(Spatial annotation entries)
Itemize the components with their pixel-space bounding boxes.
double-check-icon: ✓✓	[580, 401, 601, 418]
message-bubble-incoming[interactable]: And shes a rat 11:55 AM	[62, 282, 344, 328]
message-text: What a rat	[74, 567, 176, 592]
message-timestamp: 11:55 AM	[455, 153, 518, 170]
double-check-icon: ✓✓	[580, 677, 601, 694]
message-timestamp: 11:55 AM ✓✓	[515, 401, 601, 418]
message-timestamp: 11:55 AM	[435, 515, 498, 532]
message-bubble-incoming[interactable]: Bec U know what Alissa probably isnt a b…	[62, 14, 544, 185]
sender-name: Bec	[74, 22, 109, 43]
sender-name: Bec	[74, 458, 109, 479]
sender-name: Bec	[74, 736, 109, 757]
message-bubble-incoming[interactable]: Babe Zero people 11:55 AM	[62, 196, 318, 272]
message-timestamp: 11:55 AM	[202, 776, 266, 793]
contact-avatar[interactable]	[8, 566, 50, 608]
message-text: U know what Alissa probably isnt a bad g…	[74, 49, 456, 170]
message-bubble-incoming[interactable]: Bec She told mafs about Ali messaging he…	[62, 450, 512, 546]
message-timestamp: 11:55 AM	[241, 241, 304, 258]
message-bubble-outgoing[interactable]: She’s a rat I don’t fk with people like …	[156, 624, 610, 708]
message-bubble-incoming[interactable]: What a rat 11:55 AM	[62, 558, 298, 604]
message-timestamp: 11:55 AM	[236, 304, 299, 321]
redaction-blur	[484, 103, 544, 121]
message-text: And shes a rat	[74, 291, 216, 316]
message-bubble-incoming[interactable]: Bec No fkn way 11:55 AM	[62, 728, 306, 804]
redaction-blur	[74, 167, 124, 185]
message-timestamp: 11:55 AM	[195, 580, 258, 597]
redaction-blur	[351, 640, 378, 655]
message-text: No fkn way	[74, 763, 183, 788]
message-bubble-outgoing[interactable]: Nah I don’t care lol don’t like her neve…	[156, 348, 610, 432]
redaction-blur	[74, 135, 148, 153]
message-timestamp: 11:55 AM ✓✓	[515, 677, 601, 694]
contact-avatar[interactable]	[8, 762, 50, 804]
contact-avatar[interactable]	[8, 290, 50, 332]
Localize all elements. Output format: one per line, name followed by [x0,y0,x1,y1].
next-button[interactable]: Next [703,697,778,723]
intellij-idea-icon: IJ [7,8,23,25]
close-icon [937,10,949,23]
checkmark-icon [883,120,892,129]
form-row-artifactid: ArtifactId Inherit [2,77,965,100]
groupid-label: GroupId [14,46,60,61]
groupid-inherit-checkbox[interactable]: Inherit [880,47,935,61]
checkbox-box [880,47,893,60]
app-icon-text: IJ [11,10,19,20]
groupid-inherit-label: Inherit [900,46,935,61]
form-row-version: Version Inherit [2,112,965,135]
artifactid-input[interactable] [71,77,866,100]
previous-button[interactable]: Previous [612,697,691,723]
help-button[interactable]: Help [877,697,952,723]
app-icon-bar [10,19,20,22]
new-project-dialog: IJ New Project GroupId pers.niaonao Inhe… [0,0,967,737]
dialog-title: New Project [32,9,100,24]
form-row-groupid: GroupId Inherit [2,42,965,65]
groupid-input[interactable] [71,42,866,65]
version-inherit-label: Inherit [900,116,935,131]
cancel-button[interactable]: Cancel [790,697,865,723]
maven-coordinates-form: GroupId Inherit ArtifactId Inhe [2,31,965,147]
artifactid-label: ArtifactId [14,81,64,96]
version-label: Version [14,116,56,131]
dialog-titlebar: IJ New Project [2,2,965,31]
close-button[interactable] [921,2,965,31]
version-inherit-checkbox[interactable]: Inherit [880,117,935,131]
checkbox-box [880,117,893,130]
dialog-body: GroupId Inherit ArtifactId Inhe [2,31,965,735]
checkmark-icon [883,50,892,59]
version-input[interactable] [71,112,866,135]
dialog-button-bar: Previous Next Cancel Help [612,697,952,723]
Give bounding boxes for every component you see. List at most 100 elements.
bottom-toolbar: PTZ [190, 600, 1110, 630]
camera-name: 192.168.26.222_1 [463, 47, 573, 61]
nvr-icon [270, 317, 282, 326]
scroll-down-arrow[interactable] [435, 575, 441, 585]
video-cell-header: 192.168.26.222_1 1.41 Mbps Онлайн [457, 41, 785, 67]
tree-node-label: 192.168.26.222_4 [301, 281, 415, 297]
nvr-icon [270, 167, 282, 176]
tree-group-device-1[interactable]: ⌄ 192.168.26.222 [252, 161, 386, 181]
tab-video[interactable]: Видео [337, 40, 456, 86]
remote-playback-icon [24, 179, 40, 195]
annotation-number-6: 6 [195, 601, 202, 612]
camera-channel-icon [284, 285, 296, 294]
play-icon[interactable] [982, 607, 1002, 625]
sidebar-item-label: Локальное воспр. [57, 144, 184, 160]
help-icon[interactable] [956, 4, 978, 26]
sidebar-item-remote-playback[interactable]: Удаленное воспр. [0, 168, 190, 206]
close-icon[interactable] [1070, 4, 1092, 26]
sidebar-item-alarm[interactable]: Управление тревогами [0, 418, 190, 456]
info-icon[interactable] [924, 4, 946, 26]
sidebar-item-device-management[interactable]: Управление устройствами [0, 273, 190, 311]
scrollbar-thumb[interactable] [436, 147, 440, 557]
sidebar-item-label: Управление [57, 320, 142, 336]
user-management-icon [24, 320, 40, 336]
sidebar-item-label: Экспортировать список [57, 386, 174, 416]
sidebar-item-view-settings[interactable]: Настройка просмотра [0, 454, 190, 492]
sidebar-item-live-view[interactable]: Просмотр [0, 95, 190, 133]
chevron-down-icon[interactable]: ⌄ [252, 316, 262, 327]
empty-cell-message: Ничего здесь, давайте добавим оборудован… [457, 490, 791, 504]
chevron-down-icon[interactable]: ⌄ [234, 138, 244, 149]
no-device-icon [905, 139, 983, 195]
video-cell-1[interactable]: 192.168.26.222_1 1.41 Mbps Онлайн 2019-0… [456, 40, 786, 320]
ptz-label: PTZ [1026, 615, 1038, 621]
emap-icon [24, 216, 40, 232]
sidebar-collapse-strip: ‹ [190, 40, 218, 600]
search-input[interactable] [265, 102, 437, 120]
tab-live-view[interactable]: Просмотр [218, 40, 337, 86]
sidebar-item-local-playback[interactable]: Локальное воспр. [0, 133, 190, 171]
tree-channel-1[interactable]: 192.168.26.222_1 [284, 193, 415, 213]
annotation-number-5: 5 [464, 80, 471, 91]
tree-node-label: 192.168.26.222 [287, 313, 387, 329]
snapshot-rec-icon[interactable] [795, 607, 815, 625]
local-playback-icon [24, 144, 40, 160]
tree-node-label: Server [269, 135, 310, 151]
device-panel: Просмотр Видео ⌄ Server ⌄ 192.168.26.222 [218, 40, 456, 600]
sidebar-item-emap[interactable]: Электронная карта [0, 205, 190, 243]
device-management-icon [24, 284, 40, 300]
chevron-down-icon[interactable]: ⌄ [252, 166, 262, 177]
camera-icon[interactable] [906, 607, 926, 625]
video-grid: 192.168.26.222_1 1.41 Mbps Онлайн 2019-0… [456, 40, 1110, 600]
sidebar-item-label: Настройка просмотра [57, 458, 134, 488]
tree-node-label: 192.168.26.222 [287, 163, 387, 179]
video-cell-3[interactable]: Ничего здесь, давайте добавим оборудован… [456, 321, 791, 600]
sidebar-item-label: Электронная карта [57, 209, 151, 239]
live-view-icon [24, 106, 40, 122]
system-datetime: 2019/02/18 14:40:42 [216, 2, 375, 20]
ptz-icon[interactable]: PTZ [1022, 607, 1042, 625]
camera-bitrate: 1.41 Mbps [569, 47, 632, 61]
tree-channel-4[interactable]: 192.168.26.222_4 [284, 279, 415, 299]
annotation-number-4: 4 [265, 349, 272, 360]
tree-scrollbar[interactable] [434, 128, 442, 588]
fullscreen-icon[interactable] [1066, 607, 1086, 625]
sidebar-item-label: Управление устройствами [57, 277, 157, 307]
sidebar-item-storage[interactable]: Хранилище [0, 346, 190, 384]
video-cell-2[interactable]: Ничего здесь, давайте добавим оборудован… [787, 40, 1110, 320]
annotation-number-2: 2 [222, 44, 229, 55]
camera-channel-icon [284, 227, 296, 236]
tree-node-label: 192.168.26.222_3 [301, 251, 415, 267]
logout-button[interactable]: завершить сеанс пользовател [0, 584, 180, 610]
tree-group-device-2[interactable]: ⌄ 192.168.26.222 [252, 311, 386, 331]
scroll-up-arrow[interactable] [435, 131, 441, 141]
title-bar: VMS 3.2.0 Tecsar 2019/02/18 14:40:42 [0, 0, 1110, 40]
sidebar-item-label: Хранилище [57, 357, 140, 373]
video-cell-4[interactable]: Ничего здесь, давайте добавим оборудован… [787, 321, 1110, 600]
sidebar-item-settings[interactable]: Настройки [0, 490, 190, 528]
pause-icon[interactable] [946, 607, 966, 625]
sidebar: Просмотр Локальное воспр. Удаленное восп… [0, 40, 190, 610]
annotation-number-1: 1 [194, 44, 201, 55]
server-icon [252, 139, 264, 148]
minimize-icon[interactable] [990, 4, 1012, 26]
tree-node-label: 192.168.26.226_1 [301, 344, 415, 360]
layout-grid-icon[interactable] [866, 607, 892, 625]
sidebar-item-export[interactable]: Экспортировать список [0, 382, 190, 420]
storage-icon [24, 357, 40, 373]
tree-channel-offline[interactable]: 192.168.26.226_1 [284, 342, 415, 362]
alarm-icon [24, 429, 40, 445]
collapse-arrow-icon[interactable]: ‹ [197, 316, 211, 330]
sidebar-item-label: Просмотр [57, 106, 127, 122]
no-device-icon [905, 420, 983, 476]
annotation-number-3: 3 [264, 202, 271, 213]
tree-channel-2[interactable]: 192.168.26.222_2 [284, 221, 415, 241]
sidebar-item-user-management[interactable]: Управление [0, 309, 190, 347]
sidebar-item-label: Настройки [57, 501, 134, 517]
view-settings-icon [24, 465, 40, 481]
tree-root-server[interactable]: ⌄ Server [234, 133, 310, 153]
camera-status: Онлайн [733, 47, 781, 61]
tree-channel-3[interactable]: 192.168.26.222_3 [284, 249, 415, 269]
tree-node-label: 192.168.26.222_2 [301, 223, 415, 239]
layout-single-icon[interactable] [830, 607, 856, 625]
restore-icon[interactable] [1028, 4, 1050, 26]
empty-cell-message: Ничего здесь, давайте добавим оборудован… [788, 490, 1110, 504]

TASK DESCRIPTION
Copy the lines of the records verbatim, starting at the very first line and ending at the line that contains "message-text: What a", with both of those lines included.

EXERCISE RESPONSE
Itemize the components with their pixel-space bounding boxes.
double-check-icon: ✓✓	[580, 401, 601, 418]
message-bubble-incoming[interactable]: And shes a rat 11:55 AM	[62, 282, 344, 328]
message-text: What a rat	[74, 567, 176, 592]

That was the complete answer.